## Start MATERIAL FOR THIS TASK

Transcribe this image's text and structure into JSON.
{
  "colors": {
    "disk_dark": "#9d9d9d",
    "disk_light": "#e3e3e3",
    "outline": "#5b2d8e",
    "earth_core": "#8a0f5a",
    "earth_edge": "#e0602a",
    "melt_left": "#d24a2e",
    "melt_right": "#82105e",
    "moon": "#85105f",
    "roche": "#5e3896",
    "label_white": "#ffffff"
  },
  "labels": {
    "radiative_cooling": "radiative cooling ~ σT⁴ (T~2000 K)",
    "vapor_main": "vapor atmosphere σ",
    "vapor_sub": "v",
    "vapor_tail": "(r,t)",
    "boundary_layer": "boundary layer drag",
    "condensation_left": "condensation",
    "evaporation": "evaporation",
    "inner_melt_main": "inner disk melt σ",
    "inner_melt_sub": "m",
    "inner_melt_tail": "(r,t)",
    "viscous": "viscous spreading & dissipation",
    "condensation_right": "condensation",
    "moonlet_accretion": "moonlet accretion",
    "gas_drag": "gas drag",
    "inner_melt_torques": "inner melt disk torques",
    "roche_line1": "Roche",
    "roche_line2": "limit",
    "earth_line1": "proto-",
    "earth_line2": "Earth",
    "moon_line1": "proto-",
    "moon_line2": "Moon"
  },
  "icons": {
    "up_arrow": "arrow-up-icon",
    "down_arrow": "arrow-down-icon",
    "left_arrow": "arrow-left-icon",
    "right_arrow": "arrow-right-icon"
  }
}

## End MATERIAL FOR THIS TASK

● EXERCISE TASK: Repeat every line of the material exactly as given.

● SOLVED EXERCISE:
Transcribe this image's text and structure into JSON.
{
  "colors": {
    "disk_dark": "#9d9d9d",
    "disk_light": "#e3e3e3",
    "outline": "#5b2d8e",
    "earth_core": "#8a0f5a",
    "earth_edge": "#e0602a",
    "melt_left": "#d24a2e",
    "melt_right": "#82105e",
    "moon": "#85105f",
    "roche": "#5e3896",
    "label_white": "#ffffff"
  },
  "labels": {
    "radiative_cooling": "radiative cooling ~ σT⁴ (T~2000 K)",
    "vapor_main": "vapor atmosphere σ",
    "vapor_sub": "v",
    "vapor_tail": "(r,t)",
    "boundary_layer": "boundary layer drag",
    "condensation_left": "condensation",
    "evaporation": "evaporation",
    "inner_melt_main": "inner disk melt σ",
    "inner_melt_sub": "m",
    "inner_melt_tail": "(r,t)",
    "viscous": "viscous spreading & dissipation",
    "condensation_right": "condensation",
    "moonlet_accretion": "moonlet accretion",
    "gas_drag": "gas drag",
    "inner_melt_torques": "inner melt disk torques",
    "roche_line1": "Roche",
    "roche_line2": "limit",
    "earth_line1": "proto-",
    "earth_line2": "Earth",
    "moon_line1": "proto-",
    "moon_line2": "Moon"
  },
  "icons": {
    "up_arrow": "arrow-up-icon",
    "down_arrow": "arrow-down-icon",
    "left_arrow": "arrow-left-icon",
    "right_arrow": "arrow-right-icon"
  }
}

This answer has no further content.